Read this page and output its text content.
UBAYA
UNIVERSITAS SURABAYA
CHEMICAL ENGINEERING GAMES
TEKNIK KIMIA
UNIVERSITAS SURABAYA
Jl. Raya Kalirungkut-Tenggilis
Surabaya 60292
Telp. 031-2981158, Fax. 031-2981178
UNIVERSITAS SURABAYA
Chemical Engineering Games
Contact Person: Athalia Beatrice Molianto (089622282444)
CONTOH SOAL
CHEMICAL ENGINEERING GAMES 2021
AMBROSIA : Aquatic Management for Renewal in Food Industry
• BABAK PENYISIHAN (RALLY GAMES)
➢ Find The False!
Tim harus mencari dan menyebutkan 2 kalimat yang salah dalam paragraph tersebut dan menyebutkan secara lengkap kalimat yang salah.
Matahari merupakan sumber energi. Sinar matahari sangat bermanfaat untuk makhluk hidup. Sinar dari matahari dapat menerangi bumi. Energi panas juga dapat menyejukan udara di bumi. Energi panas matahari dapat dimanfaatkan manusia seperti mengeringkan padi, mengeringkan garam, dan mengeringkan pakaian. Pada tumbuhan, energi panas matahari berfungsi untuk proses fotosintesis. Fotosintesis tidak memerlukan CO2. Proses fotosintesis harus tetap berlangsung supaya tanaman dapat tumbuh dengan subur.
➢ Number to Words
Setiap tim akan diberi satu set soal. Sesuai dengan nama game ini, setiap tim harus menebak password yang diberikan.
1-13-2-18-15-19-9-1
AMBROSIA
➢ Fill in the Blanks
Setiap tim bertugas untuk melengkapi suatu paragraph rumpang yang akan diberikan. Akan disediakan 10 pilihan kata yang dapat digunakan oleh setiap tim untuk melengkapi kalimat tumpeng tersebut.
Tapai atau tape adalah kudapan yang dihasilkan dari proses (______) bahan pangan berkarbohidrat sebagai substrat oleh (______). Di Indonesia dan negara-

_Written task_: Review the material and copy each line in which the word "AMBROSIA" appears.

_Output for this task_:
AMBROSIA : Aquatic Management for Renewal in Food Industry
AMBROSIA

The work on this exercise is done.